● **Problem details**
Retype the whole listing below, character for character.

● **Records**
-- START --
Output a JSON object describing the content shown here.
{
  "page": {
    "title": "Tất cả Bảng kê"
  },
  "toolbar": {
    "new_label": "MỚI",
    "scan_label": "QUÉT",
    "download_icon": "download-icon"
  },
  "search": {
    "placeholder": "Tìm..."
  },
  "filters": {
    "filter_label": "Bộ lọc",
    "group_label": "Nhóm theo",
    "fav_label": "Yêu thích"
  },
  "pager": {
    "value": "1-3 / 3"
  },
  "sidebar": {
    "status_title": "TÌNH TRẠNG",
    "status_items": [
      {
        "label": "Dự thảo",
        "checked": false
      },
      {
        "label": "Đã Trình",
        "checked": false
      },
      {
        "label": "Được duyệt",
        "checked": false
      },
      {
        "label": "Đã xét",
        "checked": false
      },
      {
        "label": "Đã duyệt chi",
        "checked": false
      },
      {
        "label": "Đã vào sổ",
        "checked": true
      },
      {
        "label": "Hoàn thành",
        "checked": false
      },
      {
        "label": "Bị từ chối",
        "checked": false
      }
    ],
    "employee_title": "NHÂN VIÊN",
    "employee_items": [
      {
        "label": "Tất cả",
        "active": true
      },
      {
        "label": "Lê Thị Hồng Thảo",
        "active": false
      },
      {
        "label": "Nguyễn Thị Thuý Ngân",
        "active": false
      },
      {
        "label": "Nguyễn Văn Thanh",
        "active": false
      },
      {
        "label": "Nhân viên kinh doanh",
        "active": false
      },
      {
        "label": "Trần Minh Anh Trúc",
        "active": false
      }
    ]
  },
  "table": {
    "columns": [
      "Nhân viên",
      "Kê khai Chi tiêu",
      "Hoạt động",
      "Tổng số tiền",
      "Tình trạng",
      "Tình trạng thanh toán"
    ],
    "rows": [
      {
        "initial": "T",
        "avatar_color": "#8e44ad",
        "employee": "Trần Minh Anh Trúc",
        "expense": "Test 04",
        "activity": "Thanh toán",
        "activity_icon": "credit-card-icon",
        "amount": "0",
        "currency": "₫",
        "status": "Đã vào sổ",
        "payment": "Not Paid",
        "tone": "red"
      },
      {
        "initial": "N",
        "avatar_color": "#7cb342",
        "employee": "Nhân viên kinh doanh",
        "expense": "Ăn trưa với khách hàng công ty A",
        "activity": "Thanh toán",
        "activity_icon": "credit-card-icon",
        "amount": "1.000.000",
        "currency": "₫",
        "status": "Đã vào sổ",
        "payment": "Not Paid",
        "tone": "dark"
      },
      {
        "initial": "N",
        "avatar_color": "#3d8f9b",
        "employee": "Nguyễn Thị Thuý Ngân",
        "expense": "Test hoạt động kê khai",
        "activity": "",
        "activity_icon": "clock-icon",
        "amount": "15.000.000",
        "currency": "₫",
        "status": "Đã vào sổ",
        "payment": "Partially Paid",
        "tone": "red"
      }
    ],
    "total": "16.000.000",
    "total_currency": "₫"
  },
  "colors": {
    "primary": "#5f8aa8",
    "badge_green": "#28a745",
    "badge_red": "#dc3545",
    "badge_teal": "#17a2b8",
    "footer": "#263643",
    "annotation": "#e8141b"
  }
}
-- END --
● **Written response**
Output a JSON object describing the content shown here.
{
  "page": {
    "title": "Tất cả Bảng kê"
  },
  "toolbar": {
    "new_label": "MỚI",
    "scan_label": "QUÉT",
    "download_icon": "download-icon"
  },
  "search": {
    "placeholder": "Tìm..."
  },
  "filters": {
    "filter_label": "Bộ lọc",
    "group_label": "Nhóm theo",
    "fav_label": "Yêu thích"
  },
  "pager": {
    "value": "1-3 / 3"
  },
  "sidebar": {
    "status_title": "TÌNH TRẠNG",
    "status_items": [
      {
        "label": "Dự thảo",
        "checked": false
      },
      {
        "label": "Đã Trình",
        "checked": false
      },
      {
        "label": "Được duyệt",
        "checked": false
      },
      {
        "label": "Đã xét",
        "checked": false
      },
      {
        "label": "Đã duyệt chi",
        "checked": false
      },
      {
        "label": "Đã vào sổ",
        "checked": true
      },
      {
        "label": "Hoàn thành",
        "checked": false
      },
      {
        "label": "Bị từ chối",
        "checked": false
      }
    ],
    "employee_title": "NHÂN VIÊN",
    "employee_items": [
      {
        "label": "Tất cả",
        "active": true
      },
      {
        "label": "Lê Thị Hồng Thảo",
        "active": false
      },
      {
        "label": "Nguyễn Thị Thuý Ngân",
        "active": false
      },
      {
        "label": "Nguyễn Văn Thanh",
        "active": false
      },
      {
        "label": "Nhân viên kinh doanh",
        "active": false
      },
      {
        "label": "Trần Minh Anh Trúc",
        "active": false
      }
    ]
  },
  "table": {
    "columns": [
      "Nhân viên",
      "Kê khai Chi tiêu",
      "Hoạt động",
      "Tổng số tiền",
      "Tình trạng",
      "Tình trạng thanh toán"
    ],
    "rows": [
      {
        "initial": "T",
        "avatar_color": "#8e44ad",
        "employee": "Trần Minh Anh Trúc",
        "expense": "Test 04",
        "activity": "Thanh toán",
        "activity_icon": "credit-card-icon",
        "amount": "0",
        "currency": "₫",
        "status": "Đã vào sổ",
        "payment": "Not Paid",
        "tone": "red"
      },
      {
        "initial": "N",
        "avatar_color": "#7cb342",
        "employee": "Nhân viên kinh doanh",
        "expense": "Ăn trưa với khách hàng công ty A",
        "activity": "Thanh toán",
        "activity_icon": "credit-card-icon",
        "amount": "1.000.000",
        "currency": "₫",
        "status": "Đã vào sổ",
        "payment": "Not Paid",
        "tone": "dark"
      },
      {
        "initial": "N",
        "avatar_color": "#3d8f9b",
        "employee": "Nguyễn Thị Thuý Ngân",
        "expense": "Test hoạt động kê khai",
        "activity": "",
        "activity_icon": "clock-icon",
        "amount": "15.000.000",
        "currency": "₫",
        "status": "Đã vào sổ",
        "payment": "Partially Paid",
        "tone": "red"
      }
    ],
    "total": "16.000.000",
    "total_currency": "₫"
  },
  "colors": {
    "primary": "#5f8aa8",
    "badge_green": "#28a745",
    "badge_red": "#dc3545",
    "badge_teal": "#17a2b8",
    "footer": "#263643",
    "annotation": "#e8141b"
  }
}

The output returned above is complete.